(GIVEN TEXT):
The standardized Fonts window in Cocoa-powered Mac applications is surprisingly flexible. Did you know it’s capable of scaling fonts relatively with basic mathematical expressions?
In order to take advantage of this tip, you’ll need to use an application built with the Cocoa framework such as TextEdit, Mail, or Pages. There are others, of course, but these are the most obvious examples since they’re text-focused. The exact functionality this article describes is kind of tough to explain, so I think a good ol’ hypothetical situation is in order.
Let’s say you’re working on a text document with varying levels of text. Some lines are in a big font (24pt, for example), others are medium-sized (16pt), and the rest are the standard size (12pt). Somewhere along the way, you determine everything needs to be a bit bigger to increase readability. Do you really want to select each line or block of text and resize them individually, one at a time? No way! That’s far too much effort.
Instead, what you can do is select the document’s text all at once. Next, open up the Fonts window. This is usually accessible by going to the Show Fonts option in the menu bar (under Format or Format > Font). Notice there is a small text box below the Size heading — this is where you can enter very basic mathematic expressions to scale the selected text proportionally.
For instance, you would type *1.25 and press Enter to increase your font sizes by 25%. That means the big text is now 30pt instead of 24pt, 20pt instead of 16pt, and 15pt instead of 12pt. Along those same lines, typing *2 in the box would double the original text size (48pt, 32pt, 24pt). Not only can you use multiplication for this purpose, you can even scale fonts relative to each other using division. Entering /2 in the Fonts window would cut the selected text’s size in half.
In the right situation, this little feature of Mac OS X could prove to be quite useful. Working with large amounts of text in various font sizes doesn’t have to be a pain to manipulate any more!
May 13th, 2009, 8:00 PM
I just tried it in both Mail and TextEdit, but nothing happened. Are these applications running on an iMac G4 with OSX 10.4.11 not “Cocoa”?

(DATA TO EXAMINE):
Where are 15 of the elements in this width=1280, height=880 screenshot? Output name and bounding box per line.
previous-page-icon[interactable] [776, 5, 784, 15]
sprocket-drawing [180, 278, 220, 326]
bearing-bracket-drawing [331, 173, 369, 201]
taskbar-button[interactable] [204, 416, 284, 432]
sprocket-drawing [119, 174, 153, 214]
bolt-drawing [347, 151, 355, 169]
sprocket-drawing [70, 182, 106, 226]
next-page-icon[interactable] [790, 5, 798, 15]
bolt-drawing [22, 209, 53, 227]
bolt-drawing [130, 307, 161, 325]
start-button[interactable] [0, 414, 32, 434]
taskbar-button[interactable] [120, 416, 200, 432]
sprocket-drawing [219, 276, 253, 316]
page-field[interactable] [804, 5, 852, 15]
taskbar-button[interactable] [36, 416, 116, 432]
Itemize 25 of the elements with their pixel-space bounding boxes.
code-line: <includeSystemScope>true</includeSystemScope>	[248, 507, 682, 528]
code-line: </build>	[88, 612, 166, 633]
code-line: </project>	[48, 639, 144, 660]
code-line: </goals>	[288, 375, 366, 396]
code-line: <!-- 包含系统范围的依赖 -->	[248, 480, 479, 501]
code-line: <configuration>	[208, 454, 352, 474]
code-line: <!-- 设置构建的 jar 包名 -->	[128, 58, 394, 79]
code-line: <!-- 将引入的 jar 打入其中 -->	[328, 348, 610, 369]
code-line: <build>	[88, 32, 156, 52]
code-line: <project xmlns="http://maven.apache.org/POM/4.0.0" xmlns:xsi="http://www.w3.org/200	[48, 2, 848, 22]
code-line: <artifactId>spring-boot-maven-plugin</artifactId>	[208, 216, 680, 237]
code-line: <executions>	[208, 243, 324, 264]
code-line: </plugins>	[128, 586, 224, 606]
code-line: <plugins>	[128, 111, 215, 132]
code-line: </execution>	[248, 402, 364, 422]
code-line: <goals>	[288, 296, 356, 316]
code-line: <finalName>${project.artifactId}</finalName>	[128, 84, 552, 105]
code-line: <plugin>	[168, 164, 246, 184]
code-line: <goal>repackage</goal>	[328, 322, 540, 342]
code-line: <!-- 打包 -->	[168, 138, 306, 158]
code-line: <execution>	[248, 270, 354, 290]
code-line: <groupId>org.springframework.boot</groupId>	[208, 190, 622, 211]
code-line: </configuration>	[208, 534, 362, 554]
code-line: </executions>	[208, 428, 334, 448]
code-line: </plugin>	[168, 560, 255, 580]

(HOW TO COMPLETE THIS TASK):
From the article on scaling fonts in the Mac Fonts window, write down word for word the passage that begins with "In order to" and ends with "too much effort.".

(ANSWER SPACE):
In order to take advantage of this tip, you’ll need to use an application built with the Cocoa framework such as TextEdit, Mail, or Pages. There are others, of course, but these are the most obvious examples since they’re text-focused. The exact functionality this article describes is kind of tough to explain, so I think a good ol’ hypothetical situation is in order.
Let’s say you’re working on a text document with varying levels of text. Some lines are in a big font (24pt, for example), others are medium-sized (16pt), and the rest are the standard size (12pt). Somewhere along the way, you determine everything needs to be a bit bigger to increase readability. Do you really want to select each line or block of text and resize them individually, one at a time? No way! That’s far too much effort.